Excerpted text »
How You Can Avoid Identity Theft by Hackers

Maybe you´ve heard a lot about identity theft and data security breaches lately. Maybe you´re starting to feel a bit uneasy about the situation and might have gotten somewhat concerned with what is going on around the world with private information being sold on the black market. But, believe it or not, getting scared is a good sign. It means you’re aware of the danger, and this is the first step to avoid identity theft and start protecting your privacy.

Internet hackers have been busy during 2014, and the media has been giving a lot of coverage to the breaches that big companies like Target or Home Depot have suffered. Many organizations have been hacked in the past few months. Criminals are stealing personal data from thousands of people especially in the United States, and this is causing some panic with consumers. Although it might seem that hackers are getting very good at what they do –which we do not doubt- there is another important factor in the equation: negligence. Simple human mistakes are opening the doors for criminals to come in, and they are taking every opportunity they find.

For instance, Healthcare.gov test servers were hacked because nobody cared to change the manufacturer’s default password, nor did they care about security scans for these servers. Perhaps no large scale website puts your data at risk more than the Obamacare debacle of a website.  If possible, this website is best avoided.

The celebrities’ pictures that were recently leaked were most likely a result of clicking on the wrong link and giving away usernames and passwords (phishing) than to complex programming that could get through Apple´s iCloud security. Most of the recent cases have similar stories, which reveals that as individuals and as organizations we have not taken online security and privacy seriously.

Items »

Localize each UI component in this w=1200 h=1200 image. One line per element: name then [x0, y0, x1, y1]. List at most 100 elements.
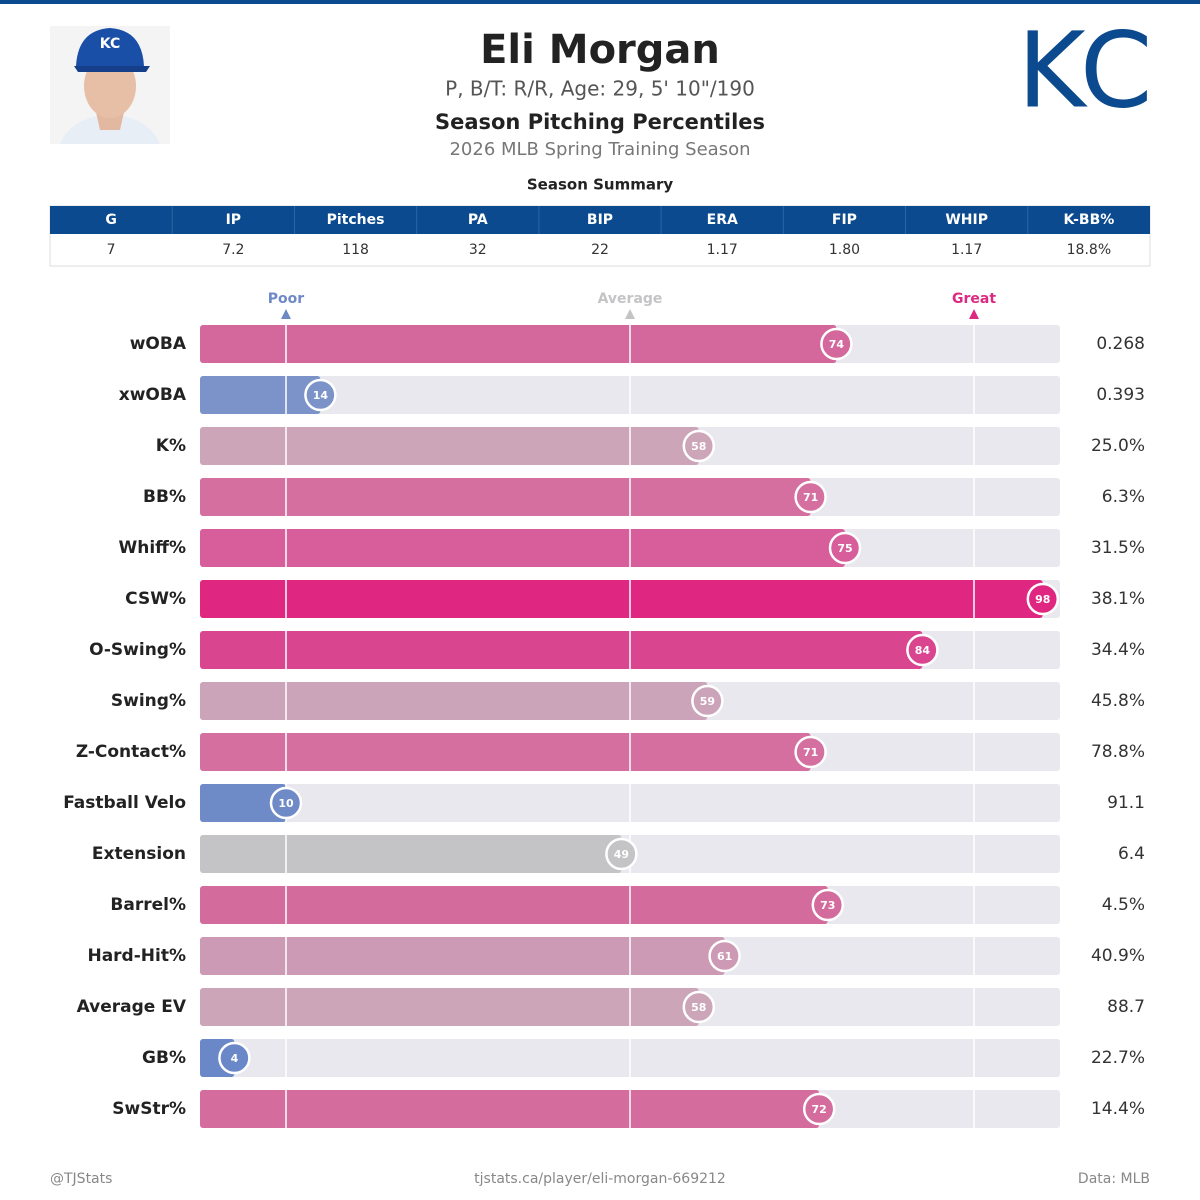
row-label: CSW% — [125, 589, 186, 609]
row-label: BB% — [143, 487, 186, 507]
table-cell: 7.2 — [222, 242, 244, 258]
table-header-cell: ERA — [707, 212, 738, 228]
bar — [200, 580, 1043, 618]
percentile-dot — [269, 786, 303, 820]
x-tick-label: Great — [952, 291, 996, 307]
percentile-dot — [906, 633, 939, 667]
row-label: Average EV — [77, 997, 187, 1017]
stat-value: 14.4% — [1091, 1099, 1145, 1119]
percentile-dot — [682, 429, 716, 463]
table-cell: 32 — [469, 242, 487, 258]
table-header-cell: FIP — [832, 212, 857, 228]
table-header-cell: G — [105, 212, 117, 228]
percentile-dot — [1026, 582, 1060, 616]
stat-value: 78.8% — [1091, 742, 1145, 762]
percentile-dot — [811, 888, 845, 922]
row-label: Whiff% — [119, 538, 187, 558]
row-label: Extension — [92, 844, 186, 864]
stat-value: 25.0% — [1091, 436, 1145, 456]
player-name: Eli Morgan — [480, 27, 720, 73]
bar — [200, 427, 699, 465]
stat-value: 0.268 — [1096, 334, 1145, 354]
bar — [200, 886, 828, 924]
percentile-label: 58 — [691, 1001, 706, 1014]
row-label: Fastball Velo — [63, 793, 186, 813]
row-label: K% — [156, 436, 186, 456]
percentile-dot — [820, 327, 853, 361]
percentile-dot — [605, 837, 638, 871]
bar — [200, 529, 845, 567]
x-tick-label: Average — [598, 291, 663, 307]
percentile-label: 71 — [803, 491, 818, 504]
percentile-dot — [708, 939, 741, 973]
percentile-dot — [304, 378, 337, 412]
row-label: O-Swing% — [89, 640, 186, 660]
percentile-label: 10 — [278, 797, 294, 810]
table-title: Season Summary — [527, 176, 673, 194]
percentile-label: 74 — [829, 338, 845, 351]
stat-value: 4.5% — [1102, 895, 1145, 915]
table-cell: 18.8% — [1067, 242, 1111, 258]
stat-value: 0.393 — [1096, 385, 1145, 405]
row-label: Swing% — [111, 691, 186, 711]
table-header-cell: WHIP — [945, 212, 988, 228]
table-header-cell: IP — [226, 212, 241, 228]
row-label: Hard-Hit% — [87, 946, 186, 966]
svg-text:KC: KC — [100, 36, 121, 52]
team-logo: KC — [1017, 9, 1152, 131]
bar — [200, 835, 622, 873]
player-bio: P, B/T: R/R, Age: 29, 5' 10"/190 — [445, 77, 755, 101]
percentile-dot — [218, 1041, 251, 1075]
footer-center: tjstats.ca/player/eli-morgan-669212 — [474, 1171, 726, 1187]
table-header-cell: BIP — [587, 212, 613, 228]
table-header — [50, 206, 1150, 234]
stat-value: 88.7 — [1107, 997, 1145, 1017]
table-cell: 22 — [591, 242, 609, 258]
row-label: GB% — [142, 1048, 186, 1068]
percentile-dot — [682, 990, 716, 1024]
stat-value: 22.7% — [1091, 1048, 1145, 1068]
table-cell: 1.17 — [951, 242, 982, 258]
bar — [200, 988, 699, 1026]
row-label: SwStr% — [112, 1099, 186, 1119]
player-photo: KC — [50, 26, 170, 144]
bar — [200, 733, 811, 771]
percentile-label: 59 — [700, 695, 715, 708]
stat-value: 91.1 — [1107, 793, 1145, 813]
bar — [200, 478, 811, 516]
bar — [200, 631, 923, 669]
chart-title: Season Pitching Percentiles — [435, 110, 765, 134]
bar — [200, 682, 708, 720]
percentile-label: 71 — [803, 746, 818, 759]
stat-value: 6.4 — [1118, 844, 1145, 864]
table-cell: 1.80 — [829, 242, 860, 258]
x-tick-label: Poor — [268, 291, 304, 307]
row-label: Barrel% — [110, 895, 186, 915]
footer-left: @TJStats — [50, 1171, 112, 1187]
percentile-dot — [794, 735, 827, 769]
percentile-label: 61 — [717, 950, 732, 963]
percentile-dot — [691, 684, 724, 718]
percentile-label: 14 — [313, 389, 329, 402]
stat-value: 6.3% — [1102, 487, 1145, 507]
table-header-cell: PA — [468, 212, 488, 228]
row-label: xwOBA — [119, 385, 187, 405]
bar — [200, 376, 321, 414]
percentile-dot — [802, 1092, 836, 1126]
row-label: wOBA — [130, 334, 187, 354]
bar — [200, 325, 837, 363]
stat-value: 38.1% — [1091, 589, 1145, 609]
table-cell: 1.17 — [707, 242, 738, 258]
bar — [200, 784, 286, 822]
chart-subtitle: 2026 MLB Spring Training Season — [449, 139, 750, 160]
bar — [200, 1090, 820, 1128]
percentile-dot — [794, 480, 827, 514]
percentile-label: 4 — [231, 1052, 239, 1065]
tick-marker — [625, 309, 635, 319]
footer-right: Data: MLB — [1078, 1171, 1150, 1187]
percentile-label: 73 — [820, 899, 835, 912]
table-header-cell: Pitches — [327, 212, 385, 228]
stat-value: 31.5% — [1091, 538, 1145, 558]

Task requirements »
1. Summarize the identity theft article in two sentences.
2. In one or two sentences, state why the identity theft article calls getting scared a good sign.
3. Please reproduce the stretch of the identity theft article from "How You Can" through "protecting your privacy.".
The items are separate material and have nothing to do with the identity theft article.

Responses per task »
1. Hackers were busy in 2014, breaching many organizations such as Target and Home Depot and stealing personal data from thousands of people, which caused some panic among consumers. Beyond hackers' skill, simple human negligence let criminals in, as when Healthcare.gov test servers were hacked because no one changed the default password and when celebrity pictures were most likely leaked through phishing.

2. Getting scared means you are aware of the danger. That awareness is the first step toward avoiding identity theft and protecting your privacy.

3.
How You Can Avoid Identity Theft by Hackers

Maybe you´ve heard a lot about identity theft and data security breaches lately. Maybe you´re starting to feel a bit uneasy about the situation and might have gotten somewhat concerned with what is going on around the world with private information being sold on the black market. But, believe it or not, getting scared is a good sign. It means you’re aware of the danger, and this is the first step to avoid identity theft and start protecting your privacy.